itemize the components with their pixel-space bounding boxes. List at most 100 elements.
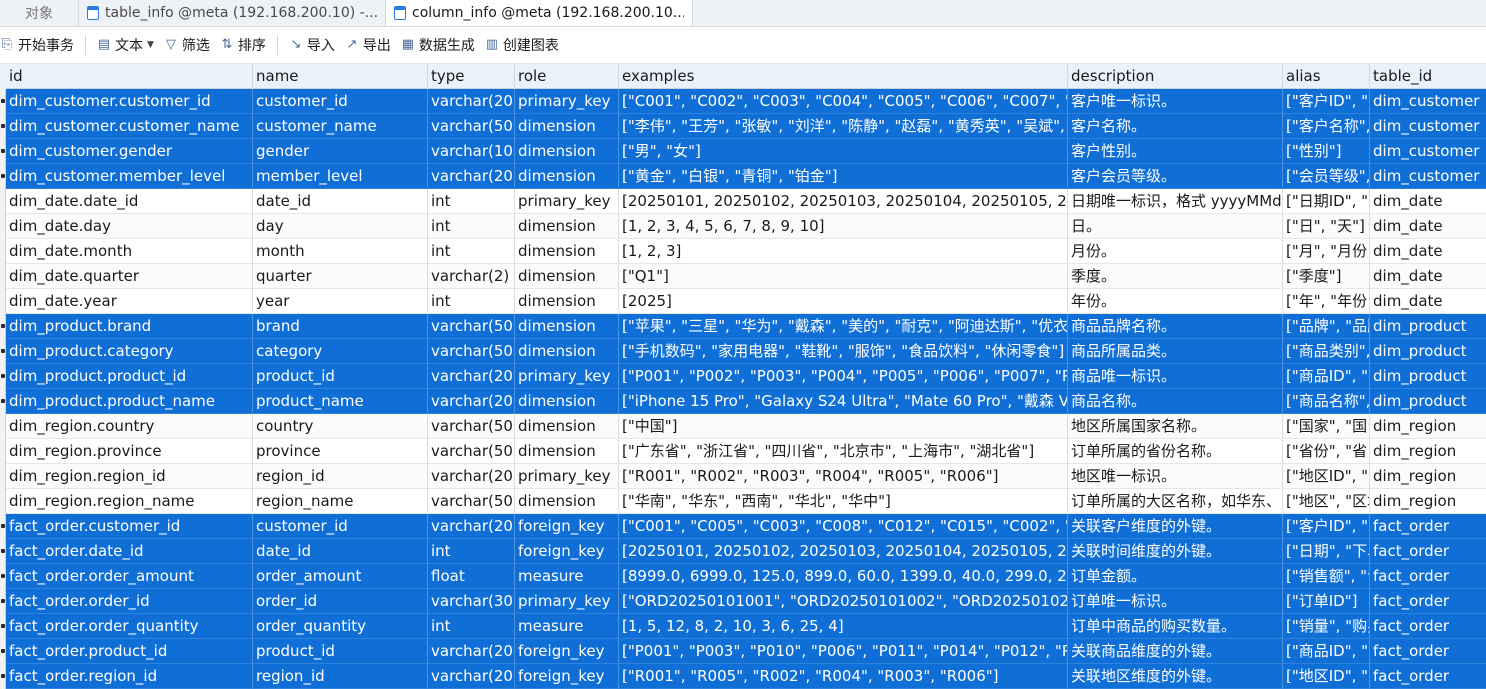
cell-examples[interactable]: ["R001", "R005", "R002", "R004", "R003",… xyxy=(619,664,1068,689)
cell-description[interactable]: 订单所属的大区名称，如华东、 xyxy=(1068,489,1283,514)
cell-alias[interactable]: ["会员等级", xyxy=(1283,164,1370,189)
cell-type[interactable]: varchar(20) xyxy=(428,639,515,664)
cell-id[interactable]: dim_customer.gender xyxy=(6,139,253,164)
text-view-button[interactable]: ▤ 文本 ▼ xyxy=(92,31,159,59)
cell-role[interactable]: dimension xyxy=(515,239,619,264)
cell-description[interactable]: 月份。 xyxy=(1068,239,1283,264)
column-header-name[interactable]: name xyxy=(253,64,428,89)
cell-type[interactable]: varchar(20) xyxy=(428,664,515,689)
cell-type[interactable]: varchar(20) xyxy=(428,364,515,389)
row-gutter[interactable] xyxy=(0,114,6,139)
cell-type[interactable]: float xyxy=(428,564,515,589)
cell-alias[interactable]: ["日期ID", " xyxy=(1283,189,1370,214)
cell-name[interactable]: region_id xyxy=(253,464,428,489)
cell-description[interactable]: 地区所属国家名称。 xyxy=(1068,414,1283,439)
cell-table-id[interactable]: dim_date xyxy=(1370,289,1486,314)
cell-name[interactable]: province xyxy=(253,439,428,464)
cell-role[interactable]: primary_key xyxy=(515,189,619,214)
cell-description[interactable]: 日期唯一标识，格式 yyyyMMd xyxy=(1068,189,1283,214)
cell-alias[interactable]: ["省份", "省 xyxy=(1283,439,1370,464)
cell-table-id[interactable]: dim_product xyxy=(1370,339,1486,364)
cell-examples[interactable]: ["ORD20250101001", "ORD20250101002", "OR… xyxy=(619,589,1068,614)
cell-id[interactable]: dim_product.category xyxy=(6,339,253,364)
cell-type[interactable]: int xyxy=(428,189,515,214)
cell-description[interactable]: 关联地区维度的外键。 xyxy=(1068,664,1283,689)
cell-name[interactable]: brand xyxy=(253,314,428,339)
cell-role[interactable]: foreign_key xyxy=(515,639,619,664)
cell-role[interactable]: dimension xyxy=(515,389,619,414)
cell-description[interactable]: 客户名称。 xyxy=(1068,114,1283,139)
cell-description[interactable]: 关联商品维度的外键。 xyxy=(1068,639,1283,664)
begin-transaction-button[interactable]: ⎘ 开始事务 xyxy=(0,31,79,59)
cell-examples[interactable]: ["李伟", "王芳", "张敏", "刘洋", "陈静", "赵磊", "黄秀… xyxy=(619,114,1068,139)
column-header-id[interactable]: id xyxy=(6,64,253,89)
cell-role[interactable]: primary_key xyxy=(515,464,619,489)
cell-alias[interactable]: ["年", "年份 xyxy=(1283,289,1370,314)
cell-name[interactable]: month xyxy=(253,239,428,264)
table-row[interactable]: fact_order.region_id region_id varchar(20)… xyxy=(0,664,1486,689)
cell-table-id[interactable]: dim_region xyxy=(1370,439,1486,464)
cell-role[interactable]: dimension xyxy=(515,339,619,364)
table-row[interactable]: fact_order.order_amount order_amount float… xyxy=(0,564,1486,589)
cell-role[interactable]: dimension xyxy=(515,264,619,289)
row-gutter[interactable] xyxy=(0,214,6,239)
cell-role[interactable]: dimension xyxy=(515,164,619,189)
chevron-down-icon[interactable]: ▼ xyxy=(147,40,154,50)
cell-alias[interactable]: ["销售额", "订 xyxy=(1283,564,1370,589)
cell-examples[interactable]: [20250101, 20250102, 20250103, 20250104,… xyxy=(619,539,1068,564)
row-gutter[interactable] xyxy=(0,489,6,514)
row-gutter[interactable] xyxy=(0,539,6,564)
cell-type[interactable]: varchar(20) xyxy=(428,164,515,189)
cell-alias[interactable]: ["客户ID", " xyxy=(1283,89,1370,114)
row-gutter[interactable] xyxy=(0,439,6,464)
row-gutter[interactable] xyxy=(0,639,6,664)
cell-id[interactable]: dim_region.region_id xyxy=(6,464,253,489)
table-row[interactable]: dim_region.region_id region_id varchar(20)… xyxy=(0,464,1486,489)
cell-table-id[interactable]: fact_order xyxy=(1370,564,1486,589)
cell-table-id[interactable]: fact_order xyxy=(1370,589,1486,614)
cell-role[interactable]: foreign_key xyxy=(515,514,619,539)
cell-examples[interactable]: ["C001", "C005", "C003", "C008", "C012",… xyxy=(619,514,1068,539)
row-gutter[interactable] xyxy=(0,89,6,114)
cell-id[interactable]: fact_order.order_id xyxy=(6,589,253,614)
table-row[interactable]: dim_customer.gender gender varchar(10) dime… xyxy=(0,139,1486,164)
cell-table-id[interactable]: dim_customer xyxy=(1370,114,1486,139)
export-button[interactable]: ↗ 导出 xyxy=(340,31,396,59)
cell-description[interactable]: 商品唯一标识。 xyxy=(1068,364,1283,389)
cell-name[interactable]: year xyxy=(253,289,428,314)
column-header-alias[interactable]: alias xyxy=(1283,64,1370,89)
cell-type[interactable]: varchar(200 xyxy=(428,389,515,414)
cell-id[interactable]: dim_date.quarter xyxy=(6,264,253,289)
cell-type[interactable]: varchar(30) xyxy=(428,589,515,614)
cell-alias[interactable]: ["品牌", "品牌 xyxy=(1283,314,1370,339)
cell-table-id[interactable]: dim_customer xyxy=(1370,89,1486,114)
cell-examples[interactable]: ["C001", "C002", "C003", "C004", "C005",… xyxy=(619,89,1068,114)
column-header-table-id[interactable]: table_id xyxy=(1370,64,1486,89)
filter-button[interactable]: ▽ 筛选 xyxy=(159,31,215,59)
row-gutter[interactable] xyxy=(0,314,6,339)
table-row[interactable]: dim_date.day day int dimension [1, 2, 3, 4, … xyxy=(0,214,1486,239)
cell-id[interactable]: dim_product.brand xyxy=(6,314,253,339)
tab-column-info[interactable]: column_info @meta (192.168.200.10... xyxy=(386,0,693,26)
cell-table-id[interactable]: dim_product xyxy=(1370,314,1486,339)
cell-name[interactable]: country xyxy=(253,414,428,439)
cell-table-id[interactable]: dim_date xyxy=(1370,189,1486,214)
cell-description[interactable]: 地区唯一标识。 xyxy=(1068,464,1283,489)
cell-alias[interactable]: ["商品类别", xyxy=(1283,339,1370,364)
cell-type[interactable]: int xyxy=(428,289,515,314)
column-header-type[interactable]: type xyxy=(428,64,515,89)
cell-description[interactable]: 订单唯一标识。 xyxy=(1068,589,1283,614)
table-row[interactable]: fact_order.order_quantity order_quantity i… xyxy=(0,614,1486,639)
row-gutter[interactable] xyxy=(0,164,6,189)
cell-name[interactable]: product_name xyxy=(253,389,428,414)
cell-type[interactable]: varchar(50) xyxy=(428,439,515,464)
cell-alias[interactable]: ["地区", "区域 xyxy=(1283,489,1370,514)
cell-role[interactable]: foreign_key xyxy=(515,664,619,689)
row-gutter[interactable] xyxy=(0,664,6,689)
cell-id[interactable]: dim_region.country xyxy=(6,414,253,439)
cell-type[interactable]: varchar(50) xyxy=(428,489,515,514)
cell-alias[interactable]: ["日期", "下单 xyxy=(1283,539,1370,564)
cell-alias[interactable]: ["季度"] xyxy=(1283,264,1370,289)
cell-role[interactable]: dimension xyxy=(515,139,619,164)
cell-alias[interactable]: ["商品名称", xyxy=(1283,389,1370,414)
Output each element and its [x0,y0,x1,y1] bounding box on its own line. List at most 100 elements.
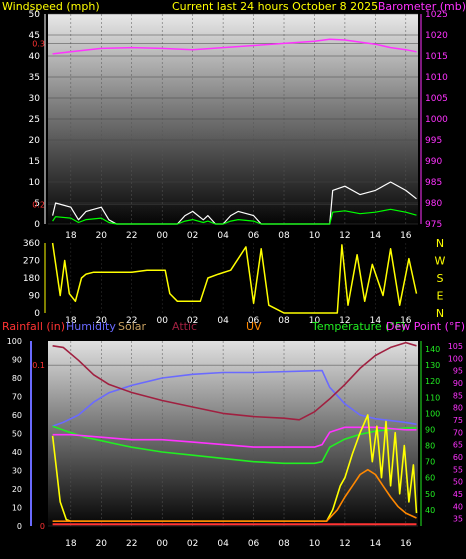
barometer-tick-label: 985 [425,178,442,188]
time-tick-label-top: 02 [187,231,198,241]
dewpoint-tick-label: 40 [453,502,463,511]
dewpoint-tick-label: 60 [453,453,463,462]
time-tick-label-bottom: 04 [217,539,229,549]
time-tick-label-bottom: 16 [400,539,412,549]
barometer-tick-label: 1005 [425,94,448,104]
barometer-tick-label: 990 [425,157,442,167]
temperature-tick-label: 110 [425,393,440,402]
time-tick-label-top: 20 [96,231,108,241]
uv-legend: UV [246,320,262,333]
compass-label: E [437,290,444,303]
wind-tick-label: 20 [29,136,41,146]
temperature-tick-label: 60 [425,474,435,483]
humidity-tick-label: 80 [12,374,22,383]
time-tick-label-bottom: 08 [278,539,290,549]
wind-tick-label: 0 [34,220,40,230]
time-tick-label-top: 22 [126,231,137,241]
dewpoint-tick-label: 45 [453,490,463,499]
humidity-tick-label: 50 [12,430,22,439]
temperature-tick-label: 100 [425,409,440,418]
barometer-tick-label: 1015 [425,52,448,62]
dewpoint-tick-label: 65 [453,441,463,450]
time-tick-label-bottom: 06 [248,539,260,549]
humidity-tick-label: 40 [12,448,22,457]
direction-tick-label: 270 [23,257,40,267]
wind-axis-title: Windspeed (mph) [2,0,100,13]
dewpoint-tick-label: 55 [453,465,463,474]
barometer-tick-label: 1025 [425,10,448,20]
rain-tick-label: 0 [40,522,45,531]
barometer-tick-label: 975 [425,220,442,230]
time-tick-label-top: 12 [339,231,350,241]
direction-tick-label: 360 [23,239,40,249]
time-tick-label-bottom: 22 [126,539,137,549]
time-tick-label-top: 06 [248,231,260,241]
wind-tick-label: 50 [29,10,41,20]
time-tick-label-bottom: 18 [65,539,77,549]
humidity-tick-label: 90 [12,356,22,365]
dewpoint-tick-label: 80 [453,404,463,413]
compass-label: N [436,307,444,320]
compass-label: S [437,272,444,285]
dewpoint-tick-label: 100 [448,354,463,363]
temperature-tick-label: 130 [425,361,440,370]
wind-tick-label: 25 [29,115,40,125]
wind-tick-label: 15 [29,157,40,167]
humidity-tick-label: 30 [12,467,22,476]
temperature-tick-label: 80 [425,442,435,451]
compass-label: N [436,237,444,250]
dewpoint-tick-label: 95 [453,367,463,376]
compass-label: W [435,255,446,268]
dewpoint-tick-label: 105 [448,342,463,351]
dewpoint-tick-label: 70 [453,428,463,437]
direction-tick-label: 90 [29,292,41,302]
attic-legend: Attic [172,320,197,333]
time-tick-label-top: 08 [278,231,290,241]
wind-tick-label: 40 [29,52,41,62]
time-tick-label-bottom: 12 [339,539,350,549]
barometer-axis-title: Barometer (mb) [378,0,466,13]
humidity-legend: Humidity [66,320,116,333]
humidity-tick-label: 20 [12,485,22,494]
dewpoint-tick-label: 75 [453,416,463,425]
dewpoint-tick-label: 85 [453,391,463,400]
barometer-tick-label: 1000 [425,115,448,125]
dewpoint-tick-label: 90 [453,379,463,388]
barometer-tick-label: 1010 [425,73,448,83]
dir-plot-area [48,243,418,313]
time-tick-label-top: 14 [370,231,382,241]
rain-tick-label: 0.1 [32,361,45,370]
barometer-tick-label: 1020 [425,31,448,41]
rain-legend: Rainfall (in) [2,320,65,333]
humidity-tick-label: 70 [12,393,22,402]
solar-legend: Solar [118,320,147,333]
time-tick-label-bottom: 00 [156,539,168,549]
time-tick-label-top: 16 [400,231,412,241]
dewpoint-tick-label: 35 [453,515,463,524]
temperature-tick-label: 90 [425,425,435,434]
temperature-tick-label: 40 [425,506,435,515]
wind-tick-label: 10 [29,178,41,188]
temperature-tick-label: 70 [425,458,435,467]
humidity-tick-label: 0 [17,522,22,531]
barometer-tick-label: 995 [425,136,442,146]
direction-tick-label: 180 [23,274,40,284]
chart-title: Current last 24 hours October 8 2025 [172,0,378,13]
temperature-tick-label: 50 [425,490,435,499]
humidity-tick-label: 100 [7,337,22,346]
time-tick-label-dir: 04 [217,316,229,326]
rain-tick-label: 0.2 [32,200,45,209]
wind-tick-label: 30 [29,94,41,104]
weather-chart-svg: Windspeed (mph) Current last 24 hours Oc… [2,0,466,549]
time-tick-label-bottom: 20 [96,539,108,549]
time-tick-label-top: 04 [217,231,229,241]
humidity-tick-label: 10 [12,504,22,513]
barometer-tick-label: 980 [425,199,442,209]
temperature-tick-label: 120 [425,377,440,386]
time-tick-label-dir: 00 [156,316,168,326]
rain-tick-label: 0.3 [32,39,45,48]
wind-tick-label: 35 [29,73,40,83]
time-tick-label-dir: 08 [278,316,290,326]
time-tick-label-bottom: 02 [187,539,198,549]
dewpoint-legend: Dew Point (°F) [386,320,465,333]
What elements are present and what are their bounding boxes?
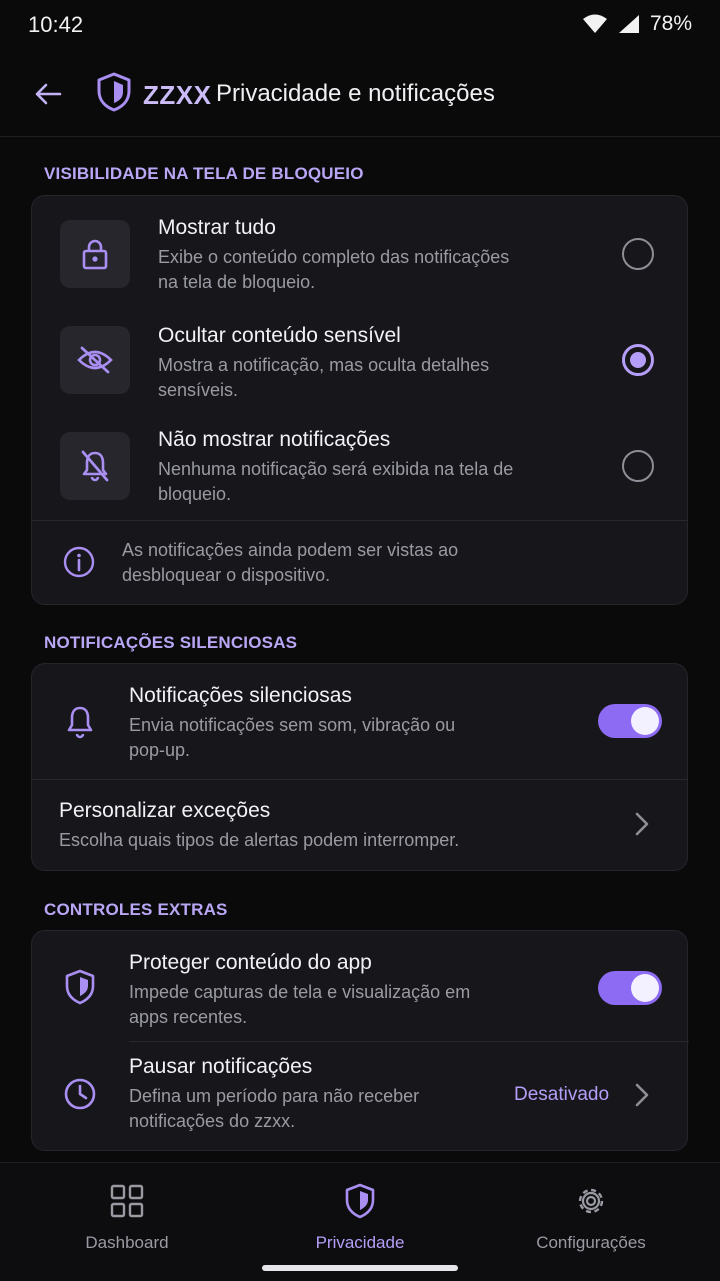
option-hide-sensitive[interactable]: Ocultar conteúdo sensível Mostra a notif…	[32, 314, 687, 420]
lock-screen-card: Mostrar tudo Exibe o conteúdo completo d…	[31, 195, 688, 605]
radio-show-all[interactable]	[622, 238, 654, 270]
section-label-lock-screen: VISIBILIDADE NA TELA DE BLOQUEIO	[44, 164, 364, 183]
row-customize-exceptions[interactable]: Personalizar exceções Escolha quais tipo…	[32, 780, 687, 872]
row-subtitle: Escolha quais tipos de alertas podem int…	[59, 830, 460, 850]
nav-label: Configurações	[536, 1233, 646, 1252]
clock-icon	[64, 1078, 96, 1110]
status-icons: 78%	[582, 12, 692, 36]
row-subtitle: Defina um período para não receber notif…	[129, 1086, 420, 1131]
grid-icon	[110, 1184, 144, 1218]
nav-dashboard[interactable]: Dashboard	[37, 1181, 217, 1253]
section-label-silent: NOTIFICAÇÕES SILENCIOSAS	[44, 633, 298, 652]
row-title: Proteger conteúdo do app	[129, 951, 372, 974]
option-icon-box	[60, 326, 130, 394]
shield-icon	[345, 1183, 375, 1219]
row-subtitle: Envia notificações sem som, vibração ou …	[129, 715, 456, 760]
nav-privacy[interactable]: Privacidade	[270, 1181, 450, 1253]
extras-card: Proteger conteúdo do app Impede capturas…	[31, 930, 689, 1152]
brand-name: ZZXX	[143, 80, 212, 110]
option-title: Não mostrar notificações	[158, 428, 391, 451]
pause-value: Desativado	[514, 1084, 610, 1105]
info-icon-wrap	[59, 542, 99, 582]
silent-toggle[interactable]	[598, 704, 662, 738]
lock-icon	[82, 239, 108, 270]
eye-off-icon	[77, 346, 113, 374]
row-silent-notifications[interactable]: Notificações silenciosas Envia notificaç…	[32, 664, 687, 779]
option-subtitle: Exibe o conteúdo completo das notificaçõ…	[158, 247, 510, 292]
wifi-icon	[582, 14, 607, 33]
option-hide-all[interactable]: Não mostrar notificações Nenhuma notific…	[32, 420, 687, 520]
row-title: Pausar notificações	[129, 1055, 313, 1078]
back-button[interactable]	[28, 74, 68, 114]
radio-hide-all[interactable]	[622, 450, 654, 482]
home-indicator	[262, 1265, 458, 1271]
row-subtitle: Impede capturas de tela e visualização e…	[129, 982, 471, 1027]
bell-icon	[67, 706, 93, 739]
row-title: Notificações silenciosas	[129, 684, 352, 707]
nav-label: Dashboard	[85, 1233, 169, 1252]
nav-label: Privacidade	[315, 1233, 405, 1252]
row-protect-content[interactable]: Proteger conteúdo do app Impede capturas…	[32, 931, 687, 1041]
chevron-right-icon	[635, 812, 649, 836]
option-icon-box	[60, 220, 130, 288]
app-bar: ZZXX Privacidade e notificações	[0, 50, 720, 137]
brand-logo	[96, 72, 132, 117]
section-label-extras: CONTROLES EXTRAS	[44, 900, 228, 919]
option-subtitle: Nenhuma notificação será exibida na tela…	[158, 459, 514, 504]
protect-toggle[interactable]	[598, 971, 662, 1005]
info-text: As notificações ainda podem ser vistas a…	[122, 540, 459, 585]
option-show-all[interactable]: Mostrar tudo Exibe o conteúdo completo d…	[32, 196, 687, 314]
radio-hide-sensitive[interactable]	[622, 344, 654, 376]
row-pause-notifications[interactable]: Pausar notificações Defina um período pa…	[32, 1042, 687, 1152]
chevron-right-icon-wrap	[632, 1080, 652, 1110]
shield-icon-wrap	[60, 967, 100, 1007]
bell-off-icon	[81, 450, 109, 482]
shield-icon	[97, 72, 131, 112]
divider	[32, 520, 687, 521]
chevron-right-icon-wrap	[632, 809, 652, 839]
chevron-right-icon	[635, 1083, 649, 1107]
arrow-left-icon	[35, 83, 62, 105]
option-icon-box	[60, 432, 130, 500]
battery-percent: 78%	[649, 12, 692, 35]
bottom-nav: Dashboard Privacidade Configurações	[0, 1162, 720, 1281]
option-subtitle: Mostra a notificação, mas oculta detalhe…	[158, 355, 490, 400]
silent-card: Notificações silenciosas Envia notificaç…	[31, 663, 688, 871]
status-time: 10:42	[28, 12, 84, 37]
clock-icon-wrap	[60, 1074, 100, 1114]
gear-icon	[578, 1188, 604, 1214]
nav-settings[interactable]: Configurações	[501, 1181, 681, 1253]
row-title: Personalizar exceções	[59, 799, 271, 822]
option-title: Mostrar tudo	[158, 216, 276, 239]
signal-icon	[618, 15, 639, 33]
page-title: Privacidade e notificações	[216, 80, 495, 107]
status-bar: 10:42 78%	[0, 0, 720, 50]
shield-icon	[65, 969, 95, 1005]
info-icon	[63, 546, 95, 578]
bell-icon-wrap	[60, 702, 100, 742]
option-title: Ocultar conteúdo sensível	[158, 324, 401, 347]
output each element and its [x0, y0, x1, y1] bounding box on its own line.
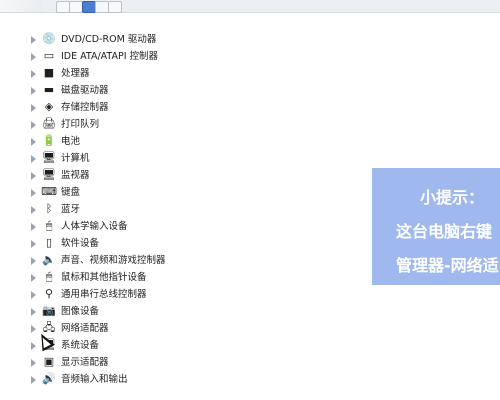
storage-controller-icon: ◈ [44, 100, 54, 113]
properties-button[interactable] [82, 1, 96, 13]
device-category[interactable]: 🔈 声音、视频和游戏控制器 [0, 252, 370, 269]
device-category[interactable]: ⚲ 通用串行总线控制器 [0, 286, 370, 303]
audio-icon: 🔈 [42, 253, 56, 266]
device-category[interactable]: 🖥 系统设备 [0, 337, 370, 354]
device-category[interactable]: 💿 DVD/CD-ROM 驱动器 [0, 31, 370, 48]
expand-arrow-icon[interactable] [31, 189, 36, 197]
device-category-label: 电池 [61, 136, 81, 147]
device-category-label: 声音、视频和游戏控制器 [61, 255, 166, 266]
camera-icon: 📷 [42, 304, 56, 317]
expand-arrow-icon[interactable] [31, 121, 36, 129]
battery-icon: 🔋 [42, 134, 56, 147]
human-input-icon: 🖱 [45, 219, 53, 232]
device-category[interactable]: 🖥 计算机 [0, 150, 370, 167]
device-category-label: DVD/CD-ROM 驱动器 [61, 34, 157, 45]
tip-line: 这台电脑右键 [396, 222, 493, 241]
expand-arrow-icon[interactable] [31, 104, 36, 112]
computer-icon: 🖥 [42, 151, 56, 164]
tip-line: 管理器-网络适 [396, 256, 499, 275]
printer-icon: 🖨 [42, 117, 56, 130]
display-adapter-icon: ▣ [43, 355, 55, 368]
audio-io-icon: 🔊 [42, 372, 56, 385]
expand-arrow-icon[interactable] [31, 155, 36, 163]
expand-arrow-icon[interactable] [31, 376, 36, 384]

※

### WHAT IS ASKED
Gather every line of the material above that contains the string "device".

### SOLUTION FOR THIS PROBLEM
device-category[interactable]: 🔈 声音、视频和游戏控制器 [0, 252, 370, 269]
device-category[interactable]: ⚲ 通用串行总线控制器 [0, 286, 370, 303]
device-category[interactable]: 🖥 系统设备 [0, 337, 370, 354]
device-category[interactable]: 💿 DVD/CD-ROM 驱动器 [0, 31, 370, 48]
device-category-label: 电池 [61, 136, 81, 147]
device-category-label: 声音、视频和游戏控制器 [61, 255, 166, 266]
device-category[interactable]: 🖥 计算机 [0, 150, 370, 167]
device-category-label: DVD/CD-ROM 驱动器 [61, 34, 157, 45]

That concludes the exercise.